(begin)

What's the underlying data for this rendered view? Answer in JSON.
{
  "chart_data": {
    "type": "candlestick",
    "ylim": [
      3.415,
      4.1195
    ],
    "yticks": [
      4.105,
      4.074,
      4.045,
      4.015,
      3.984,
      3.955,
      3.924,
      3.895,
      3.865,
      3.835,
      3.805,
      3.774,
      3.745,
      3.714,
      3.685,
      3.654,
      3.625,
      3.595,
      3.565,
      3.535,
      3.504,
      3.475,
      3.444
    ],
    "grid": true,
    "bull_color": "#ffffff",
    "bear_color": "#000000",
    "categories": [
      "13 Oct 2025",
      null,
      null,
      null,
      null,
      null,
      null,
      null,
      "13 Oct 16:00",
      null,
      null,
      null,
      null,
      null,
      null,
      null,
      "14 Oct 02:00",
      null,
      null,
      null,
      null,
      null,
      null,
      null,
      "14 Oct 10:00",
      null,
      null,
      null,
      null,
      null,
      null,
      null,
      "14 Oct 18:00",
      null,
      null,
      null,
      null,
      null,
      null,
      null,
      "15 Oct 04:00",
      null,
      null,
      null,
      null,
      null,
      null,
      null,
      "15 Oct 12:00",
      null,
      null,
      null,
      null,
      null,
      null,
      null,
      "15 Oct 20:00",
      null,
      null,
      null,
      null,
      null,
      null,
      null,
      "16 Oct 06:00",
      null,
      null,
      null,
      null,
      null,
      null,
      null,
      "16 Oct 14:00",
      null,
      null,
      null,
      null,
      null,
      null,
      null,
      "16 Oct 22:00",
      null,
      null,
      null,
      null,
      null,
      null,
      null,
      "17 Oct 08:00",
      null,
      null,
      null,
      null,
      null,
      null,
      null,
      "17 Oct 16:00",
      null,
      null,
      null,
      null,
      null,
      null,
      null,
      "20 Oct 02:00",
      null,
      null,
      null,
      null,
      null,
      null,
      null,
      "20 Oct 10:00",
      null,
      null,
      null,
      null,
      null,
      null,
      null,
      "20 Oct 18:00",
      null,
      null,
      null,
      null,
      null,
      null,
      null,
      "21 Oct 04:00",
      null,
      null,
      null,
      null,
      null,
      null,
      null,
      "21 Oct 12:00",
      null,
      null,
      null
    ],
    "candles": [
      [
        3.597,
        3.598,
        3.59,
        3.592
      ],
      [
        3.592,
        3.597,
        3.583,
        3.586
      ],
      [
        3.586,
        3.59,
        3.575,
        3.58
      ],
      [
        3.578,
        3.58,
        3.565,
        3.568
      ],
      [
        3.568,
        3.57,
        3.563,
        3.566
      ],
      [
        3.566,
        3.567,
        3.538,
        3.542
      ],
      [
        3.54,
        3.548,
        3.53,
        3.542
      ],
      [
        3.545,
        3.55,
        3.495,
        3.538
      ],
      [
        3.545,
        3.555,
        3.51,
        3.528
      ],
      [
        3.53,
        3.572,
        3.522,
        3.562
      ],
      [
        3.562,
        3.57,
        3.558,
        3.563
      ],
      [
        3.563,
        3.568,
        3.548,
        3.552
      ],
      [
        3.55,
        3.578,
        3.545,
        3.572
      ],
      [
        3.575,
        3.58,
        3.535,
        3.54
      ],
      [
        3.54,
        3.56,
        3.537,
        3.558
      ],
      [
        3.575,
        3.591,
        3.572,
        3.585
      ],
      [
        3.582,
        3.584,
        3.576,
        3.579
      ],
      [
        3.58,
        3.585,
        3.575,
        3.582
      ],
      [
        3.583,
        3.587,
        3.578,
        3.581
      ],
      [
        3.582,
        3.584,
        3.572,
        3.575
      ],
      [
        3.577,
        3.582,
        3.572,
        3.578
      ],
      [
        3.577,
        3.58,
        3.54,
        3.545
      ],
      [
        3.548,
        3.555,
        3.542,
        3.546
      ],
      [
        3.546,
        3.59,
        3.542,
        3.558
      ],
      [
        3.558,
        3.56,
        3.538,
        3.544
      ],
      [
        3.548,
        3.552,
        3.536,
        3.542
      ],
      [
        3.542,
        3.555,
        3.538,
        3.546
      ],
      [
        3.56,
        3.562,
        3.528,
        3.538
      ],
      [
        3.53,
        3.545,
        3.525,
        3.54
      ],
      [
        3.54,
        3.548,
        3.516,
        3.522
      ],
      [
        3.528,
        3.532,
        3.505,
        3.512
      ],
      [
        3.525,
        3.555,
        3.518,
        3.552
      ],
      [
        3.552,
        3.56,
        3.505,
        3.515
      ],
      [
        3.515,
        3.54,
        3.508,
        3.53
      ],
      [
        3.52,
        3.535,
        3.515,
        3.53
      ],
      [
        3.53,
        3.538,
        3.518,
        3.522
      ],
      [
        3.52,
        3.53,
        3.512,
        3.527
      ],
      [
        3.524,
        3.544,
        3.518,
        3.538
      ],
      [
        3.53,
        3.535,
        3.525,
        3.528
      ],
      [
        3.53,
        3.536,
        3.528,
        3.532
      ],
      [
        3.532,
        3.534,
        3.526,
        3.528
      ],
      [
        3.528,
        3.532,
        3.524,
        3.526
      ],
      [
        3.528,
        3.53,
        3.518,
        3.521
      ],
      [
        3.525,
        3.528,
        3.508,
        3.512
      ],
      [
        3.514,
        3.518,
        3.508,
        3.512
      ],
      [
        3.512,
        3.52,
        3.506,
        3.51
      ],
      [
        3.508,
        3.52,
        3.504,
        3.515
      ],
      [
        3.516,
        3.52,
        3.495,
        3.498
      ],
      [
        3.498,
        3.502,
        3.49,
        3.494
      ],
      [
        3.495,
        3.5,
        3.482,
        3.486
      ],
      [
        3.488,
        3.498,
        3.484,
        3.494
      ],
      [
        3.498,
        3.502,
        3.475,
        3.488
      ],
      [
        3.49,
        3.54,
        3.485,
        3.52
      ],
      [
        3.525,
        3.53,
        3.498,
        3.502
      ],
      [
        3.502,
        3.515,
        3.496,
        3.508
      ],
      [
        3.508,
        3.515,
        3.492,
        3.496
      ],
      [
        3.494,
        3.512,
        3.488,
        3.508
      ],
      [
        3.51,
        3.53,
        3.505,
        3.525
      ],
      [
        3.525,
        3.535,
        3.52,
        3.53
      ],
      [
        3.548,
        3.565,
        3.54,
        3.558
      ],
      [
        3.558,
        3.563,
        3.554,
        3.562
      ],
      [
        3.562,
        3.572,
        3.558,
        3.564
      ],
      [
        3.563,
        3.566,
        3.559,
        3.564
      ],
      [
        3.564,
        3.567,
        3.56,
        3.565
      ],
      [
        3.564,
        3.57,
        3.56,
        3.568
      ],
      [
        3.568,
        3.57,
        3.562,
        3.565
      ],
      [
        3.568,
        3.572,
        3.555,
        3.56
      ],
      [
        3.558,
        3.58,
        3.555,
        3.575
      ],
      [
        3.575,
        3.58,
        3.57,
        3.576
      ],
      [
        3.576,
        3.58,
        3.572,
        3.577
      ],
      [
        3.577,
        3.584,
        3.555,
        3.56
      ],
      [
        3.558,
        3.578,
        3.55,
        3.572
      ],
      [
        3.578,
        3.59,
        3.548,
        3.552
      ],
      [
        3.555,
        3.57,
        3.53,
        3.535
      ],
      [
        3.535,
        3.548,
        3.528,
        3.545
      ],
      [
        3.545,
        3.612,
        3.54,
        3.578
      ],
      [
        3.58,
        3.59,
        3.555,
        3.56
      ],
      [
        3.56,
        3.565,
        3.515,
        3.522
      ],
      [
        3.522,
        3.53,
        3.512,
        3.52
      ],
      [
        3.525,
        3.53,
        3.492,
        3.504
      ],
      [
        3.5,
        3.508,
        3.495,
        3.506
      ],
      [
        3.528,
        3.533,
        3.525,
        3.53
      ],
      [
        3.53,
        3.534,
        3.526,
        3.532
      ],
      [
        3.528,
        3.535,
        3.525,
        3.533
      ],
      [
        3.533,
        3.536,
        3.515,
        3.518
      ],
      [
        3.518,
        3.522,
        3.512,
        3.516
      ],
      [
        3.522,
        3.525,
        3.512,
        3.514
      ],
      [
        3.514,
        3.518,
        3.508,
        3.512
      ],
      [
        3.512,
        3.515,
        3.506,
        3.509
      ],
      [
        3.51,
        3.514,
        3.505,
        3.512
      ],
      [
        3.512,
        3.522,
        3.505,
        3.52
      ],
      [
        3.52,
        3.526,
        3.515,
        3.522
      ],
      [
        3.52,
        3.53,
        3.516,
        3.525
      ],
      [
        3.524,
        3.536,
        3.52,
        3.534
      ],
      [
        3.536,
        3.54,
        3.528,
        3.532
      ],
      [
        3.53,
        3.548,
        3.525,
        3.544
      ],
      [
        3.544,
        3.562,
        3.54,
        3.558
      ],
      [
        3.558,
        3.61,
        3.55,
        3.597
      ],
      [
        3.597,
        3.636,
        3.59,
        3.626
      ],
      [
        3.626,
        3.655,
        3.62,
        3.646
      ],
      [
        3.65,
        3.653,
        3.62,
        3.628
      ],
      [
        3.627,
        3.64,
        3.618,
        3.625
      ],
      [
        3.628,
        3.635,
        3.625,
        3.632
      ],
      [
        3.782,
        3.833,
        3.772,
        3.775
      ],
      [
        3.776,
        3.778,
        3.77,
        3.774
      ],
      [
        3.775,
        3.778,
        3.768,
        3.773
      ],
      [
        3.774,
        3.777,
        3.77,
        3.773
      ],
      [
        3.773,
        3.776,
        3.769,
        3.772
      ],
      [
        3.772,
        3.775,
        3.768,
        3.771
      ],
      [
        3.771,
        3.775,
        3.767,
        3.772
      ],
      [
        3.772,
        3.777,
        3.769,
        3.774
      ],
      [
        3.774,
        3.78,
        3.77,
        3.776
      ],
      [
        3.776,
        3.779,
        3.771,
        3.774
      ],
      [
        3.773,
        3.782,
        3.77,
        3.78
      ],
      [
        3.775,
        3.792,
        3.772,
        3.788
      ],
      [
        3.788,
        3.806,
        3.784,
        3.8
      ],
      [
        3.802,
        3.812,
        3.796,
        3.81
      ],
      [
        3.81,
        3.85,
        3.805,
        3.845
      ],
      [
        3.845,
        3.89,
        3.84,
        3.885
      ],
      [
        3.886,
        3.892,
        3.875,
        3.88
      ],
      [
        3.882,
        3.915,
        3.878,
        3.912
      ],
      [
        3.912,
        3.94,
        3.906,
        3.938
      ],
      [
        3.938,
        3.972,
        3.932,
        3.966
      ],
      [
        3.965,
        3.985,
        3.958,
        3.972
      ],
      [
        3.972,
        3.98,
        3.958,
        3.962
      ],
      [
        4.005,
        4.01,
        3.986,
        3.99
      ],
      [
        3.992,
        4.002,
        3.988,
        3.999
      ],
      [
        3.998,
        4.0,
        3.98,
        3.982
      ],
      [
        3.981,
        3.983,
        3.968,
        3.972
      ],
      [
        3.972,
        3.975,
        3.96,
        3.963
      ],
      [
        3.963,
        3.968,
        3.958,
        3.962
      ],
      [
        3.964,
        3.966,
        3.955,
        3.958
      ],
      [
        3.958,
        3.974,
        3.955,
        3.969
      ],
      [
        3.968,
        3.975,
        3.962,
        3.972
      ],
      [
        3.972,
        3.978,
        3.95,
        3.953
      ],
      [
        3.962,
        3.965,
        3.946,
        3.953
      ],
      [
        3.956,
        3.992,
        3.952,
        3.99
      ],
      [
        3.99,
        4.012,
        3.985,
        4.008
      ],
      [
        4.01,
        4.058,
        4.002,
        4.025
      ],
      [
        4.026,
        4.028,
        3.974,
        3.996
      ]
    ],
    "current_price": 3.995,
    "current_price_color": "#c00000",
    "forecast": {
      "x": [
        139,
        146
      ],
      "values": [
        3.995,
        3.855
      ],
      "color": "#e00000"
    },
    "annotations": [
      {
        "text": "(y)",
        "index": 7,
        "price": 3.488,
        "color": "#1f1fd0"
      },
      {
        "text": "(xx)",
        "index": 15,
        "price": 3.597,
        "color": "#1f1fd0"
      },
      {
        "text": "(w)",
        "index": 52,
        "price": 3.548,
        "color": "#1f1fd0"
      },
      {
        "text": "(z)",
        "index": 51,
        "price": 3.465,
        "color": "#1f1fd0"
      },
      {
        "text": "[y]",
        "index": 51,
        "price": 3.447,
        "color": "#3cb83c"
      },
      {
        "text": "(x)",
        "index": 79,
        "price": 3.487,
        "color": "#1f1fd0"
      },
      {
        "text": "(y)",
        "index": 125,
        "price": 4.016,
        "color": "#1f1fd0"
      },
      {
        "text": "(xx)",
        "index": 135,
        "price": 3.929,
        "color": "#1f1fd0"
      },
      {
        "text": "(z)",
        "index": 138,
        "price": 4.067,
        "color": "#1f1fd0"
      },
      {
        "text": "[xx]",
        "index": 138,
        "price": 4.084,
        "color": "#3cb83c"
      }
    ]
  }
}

(end)

#### CHALLENGE:
Check each line of the entries above, and show every one holding the word "text".

#### WRITTEN ANSWER:
        "text": "(y)",
        "text": "(xx)",
        "text": "(w)",
        "text": "(z)",
        "text": "[y]",
        "text": "(x)",
        "text": "(y)",
        "text": "(xx)",
        "text": "(z)",
        "text": "[xx]",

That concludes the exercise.